[Entries provided]
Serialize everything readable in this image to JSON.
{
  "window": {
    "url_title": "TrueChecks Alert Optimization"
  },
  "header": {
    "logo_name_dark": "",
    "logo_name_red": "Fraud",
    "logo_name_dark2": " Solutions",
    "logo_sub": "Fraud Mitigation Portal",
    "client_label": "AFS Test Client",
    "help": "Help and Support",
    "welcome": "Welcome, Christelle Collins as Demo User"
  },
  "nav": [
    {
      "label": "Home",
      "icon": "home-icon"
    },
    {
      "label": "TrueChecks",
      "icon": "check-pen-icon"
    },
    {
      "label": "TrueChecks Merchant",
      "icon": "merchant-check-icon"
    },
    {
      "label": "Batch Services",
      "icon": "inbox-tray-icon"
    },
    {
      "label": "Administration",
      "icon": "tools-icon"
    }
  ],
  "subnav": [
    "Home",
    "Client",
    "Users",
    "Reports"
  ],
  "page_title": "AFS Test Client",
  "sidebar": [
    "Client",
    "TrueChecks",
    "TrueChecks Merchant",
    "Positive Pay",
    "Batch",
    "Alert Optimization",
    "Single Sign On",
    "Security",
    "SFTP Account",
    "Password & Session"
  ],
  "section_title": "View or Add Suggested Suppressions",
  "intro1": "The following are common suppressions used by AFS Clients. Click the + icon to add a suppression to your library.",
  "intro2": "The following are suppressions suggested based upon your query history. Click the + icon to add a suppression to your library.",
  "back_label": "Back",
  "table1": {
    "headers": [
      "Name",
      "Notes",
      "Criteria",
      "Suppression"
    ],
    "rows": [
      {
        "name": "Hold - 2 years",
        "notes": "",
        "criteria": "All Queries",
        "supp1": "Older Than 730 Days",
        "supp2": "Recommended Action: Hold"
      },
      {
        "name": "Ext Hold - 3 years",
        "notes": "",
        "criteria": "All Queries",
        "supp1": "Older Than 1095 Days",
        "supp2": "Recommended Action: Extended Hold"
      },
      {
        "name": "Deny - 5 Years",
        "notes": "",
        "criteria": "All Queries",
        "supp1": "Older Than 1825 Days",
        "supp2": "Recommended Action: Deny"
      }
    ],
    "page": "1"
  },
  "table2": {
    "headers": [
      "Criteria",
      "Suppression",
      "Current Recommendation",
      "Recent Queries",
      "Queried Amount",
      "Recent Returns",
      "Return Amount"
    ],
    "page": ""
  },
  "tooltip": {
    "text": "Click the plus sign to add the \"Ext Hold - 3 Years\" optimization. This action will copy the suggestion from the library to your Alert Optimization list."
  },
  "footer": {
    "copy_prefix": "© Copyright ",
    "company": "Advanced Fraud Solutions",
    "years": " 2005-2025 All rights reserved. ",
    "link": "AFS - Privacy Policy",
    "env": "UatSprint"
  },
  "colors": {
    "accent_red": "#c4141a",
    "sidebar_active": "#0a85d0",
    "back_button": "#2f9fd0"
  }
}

[Stated goal] Scan the material above for the string "TrueChecks" and report each line where you find it.

[Final result]
    "url_title": "TrueChecks Alert Optimization"
      "label": "TrueChecks",
      "label": "TrueChecks Merchant",
    "TrueChecks",
    "TrueChecks Merchant",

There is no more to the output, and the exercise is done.